[Stored items from a collection]

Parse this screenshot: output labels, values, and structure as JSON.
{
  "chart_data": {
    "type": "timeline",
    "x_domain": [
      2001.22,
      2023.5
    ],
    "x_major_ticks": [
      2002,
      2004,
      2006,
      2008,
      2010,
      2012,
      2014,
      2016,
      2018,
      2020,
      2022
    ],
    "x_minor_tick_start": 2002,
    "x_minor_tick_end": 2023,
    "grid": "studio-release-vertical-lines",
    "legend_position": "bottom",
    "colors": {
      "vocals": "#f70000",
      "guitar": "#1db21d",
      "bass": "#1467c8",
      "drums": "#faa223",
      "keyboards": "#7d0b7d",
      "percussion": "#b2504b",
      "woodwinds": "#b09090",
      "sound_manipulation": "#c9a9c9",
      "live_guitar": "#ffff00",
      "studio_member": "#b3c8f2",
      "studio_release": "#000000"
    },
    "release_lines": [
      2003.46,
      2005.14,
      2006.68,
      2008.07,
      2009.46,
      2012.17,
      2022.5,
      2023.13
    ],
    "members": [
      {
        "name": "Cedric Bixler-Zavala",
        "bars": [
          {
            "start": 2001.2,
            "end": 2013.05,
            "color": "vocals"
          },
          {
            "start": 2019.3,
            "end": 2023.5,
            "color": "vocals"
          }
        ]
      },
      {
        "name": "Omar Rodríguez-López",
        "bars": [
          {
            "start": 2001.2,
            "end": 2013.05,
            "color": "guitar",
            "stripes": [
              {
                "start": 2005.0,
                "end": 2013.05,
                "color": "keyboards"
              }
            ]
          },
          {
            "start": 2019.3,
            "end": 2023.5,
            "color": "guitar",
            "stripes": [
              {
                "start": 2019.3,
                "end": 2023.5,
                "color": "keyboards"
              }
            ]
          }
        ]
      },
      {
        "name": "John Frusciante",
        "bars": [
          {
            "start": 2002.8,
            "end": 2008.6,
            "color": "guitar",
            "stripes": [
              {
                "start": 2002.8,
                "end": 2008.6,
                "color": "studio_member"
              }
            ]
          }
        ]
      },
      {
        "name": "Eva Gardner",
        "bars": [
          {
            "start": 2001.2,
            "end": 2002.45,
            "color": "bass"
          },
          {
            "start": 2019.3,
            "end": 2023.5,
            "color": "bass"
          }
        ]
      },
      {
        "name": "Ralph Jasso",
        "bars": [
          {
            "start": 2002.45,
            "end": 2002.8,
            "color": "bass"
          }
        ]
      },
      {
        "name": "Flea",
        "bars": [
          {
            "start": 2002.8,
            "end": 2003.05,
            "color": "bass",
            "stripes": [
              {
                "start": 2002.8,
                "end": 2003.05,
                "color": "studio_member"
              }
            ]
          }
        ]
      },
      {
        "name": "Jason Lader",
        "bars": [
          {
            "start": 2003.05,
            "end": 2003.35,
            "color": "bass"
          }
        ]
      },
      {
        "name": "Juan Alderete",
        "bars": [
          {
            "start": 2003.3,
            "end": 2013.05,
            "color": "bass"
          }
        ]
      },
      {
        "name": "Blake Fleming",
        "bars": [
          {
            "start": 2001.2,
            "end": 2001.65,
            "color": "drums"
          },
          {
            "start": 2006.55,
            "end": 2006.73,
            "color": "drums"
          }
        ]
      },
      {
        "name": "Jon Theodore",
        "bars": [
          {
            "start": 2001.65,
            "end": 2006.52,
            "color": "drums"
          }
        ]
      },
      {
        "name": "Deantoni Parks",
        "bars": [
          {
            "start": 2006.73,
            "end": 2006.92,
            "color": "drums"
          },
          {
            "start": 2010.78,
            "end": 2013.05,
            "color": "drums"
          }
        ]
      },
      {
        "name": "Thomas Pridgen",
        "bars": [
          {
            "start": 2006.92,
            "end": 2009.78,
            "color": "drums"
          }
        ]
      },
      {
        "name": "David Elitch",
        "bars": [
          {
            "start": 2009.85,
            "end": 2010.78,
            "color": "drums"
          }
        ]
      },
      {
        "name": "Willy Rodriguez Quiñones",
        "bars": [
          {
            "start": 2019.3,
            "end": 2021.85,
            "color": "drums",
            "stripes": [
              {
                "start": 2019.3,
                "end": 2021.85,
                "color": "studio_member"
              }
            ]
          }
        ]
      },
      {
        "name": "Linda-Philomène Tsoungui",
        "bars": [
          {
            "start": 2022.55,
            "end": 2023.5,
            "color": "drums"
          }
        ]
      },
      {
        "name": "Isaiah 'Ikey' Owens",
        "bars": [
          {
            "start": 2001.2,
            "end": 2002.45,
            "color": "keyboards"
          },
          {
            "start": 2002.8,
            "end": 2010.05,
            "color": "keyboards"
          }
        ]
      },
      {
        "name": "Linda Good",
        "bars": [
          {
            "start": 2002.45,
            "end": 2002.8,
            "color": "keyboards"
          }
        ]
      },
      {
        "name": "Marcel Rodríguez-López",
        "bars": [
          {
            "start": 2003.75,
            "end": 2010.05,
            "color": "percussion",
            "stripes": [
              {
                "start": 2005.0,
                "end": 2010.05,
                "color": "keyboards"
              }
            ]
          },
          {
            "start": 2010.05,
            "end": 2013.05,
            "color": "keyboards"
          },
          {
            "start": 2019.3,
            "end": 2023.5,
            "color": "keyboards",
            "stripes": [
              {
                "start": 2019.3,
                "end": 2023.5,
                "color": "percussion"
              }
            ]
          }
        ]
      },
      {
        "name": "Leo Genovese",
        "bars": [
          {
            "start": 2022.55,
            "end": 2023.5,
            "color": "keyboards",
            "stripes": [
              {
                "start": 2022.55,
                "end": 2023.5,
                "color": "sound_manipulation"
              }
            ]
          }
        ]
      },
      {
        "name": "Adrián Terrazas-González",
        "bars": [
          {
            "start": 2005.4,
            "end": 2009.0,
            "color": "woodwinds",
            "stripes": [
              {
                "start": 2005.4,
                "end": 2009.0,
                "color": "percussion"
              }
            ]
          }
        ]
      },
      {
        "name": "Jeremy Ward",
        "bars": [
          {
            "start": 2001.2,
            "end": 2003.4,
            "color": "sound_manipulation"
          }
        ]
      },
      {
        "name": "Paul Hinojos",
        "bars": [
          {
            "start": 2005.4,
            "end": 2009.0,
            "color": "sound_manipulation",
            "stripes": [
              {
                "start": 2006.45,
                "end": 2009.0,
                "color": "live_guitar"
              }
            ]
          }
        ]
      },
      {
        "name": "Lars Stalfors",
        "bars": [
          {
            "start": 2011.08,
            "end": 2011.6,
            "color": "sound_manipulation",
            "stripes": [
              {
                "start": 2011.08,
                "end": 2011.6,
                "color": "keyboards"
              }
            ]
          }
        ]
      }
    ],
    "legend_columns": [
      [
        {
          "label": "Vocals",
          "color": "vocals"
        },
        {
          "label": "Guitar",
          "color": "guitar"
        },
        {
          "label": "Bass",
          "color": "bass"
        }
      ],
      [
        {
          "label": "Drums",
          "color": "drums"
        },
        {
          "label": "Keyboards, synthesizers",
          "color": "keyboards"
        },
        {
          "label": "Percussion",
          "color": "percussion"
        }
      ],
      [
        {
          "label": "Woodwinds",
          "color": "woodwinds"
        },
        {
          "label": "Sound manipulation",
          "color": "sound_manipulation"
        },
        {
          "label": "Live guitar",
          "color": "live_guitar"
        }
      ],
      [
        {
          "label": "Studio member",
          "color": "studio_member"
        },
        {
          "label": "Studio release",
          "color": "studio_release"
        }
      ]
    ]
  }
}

**WORK TO COMPLETE:** Recite the full listing above exactly.

**RESPONSE BELOW:**
Parse this screenshot: output labels, values, and structure as JSON.
{
  "chart_data": {
    "type": "timeline",
    "x_domain": [
      2001.22,
      2023.5
    ],
    "x_major_ticks": [
      2002,
      2004,
      2006,
      2008,
      2010,
      2012,
      2014,
      2016,
      2018,
      2020,
      2022
    ],
    "x_minor_tick_start": 2002,
    "x_minor_tick_end": 2023,
    "grid": "studio-release-vertical-lines",
    "legend_position": "bottom",
    "colors": {
      "vocals": "#f70000",
      "guitar": "#1db21d",
      "bass": "#1467c8",
      "drums": "#faa223",
      "keyboards": "#7d0b7d",
      "percussion": "#b2504b",
      "woodwinds": "#b09090",
      "sound_manipulation": "#c9a9c9",
      "live_guitar": "#ffff00",
      "studio_member": "#b3c8f2",
      "studio_release": "#000000"
    },
    "release_lines": [
      2003.46,
      2005.14,
      2006.68,
      2008.07,
      2009.46,
      2012.17,
      2022.5,
      2023.13
    ],
    "members": [
      {
        "name": "Cedric Bixler-Zavala",
        "bars": [
          {
            "start": 2001.2,
            "end": 2013.05,
            "color": "vocals"
          },
          {
            "start": 2019.3,
            "end": 2023.5,
            "color": "vocals"
          }
        ]
      },
      {
        "name": "Omar Rodríguez-López",
        "bars": [
          {
            "start": 2001.2,
            "end": 2013.05,
            "color": "guitar",
            "stripes": [
              {
                "start": 2005.0,
                "end": 2013.05,
                "color": "keyboards"
              }
            ]
          },
          {
            "start": 2019.3,
            "end": 2023.5,
            "color": "guitar",
            "stripes": [
              {
                "start": 2019.3,
                "end": 2023.5,
                "color": "keyboards"
              }
            ]
          }
        ]
      },
      {
        "name": "John Frusciante",
        "bars": [
          {
            "start": 2002.8,
            "end": 2008.6,
            "color": "guitar",
            "stripes": [
              {
                "start": 2002.8,
                "end": 2008.6,
                "color": "studio_member"
              }
            ]
          }
        ]
      },
      {
        "name": "Eva Gardner",
        "bars": [
          {
            "start": 2001.2,
            "end": 2002.45,
            "color": "bass"
          },
          {
            "start": 2019.3,
            "end": 2023.5,
            "color": "bass"
          }
        ]
      },
      {
        "name": "Ralph Jasso",
        "bars": [
          {
            "start": 2002.45,
            "end": 2002.8,
            "color": "bass"
          }
        ]
      },
      {
        "name": "Flea",
        "bars": [
          {
            "start": 2002.8,
            "end": 2003.05,
            "color": "bass",
            "stripes": [
              {
                "start": 2002.8,
                "end": 2003.05,
                "color": "studio_member"
              }
            ]
          }
        ]
      },
      {
        "name": "Jason Lader",
        "bars": [
          {
            "start": 2003.05,
            "end": 2003.35,
            "color": "bass"
          }
        ]
      },
      {
        "name": "Juan Alderete",
        "bars": [
          {
            "start": 2003.3,
            "end": 2013.05,
            "color": "bass"
          }
        ]
      },
      {
        "name": "Blake Fleming",
        "bars": [
          {
            "start": 2001.2,
            "end": 2001.65,
            "color": "drums"
          },
          {
            "start": 2006.55,
            "end": 2006.73,
            "color": "drums"
          }
        ]
      },
      {
        "name": "Jon Theodore",
        "bars": [
          {
            "start": 2001.65,
            "end": 2006.52,
            "color": "drums"
          }
        ]
      },
      {
        "name": "Deantoni Parks",
        "bars": [
          {
            "start": 2006.73,
            "end": 2006.92,
            "color": "drums"
          },
          {
            "start": 2010.78,
            "end": 2013.05,
            "color": "drums"
          }
        ]
      },
      {
        "name": "Thomas Pridgen",
        "bars": [
          {
            "start": 2006.92,
            "end": 2009.78,
            "color": "drums"
          }
        ]
      },
      {
        "name": "David Elitch",
        "bars": [
          {
            "start": 2009.85,
            "end": 2010.78,
            "color": "drums"
          }
        ]
      },
      {
        "name": "Willy Rodriguez Quiñones",
        "bars": [
          {
            "start": 2019.3,
            "end": 2021.85,
            "color": "drums",
            "stripes": [
              {
                "start": 2019.3,
                "end": 2021.85,
                "color": "studio_member"
              }
            ]
          }
        ]
      },
      {
        "name": "Linda-Philomène Tsoungui",
        "bars": [
          {
            "start": 2022.55,
            "end": 2023.5,
            "color": "drums"
          }
        ]
      },
      {
        "name": "Isaiah 'Ikey' Owens",
        "bars": [
          {
            "start": 2001.2,
            "end": 2002.45,
            "color": "keyboards"
          },
          {
            "start": 2002.8,
            "end": 2010.05,
            "color": "keyboards"
          }
        ]
      },
      {
        "name": "Linda Good",
        "bars": [
          {
            "start": 2002.45,
            "end": 2002.8,
            "color": "keyboards"
          }
        ]
      },
      {
        "name": "Marcel Rodríguez-López",
        "bars": [
          {
            "start": 2003.75,
            "end": 2010.05,
            "color": "percussion",
            "stripes": [
              {
                "start": 2005.0,
                "end": 2010.05,
                "color": "keyboards"
              }
            ]
          },
          {
            "start": 2010.05,
            "end": 2013.05,
            "color": "keyboards"
          },
          {
            "start": 2019.3,
            "end": 2023.5,
            "color": "keyboards",
            "stripes": [
              {
                "start": 2019.3,
                "end": 2023.5,
                "color": "percussion"
              }
            ]
          }
        ]
      },
      {
        "name": "Leo Genovese",
        "bars": [
          {
            "start": 2022.55,
            "end": 2023.5,
            "color": "keyboards",
            "stripes": [
              {
                "start": 2022.55,
                "end": 2023.5,
                "color": "sound_manipulation"
              }
            ]
          }
        ]
      },
      {
        "name": "Adrián Terrazas-González",
        "bars": [
          {
            "start": 2005.4,
            "end": 2009.0,
            "color": "woodwinds",
            "stripes": [
              {
                "start": 2005.4,
                "end": 2009.0,
                "color": "percussion"
              }
            ]
          }
        ]
      },
      {
        "name": "Jeremy Ward",
        "bars": [
          {
            "start": 2001.2,
            "end": 2003.4,
            "color": "sound_manipulation"
          }
        ]
      },
      {
        "name": "Paul Hinojos",
        "bars": [
          {
            "start": 2005.4,
            "end": 2009.0,
            "color": "sound_manipulation",
            "stripes": [
              {
                "start": 2006.45,
                "end": 2009.0,
                "color": "live_guitar"
              }
            ]
          }
        ]
      },
      {
        "name": "Lars Stalfors",
        "bars": [
          {
            "start": 2011.08,
            "end": 2011.6,
            "color": "sound_manipulation",
            "stripes": [
              {
                "start": 2011.08,
                "end": 2011.6,
                "color": "keyboards"
              }
            ]
          }
        ]
      }
    ],
    "legend_columns": [
      [
        {
          "label": "Vocals",
          "color": "vocals"
        },
        {
          "label": "Guitar",
          "color": "guitar"
        },
        {
          "label": "Bass",
          "color": "bass"
        }
      ],
      [
        {
          "label": "Drums",
          "color": "drums"
        },
        {
          "label": "Keyboards, synthesizers",
          "color": "keyboards"
        },
        {
          "label": "Percussion",
          "color": "percussion"
        }
      ],
      [
        {
          "label": "Woodwinds",
          "color": "woodwinds"
        },
        {
          "label": "Sound manipulation",
          "color": "sound_manipulation"
        },
        {
          "label": "Live guitar",
          "color": "live_guitar"
        }
      ],
      [
        {
          "label": "Studio member",
          "color": "studio_member"
        },
        {
          "label": "Studio release",
          "color": "studio_release"
        }
      ]
    ]
  }
}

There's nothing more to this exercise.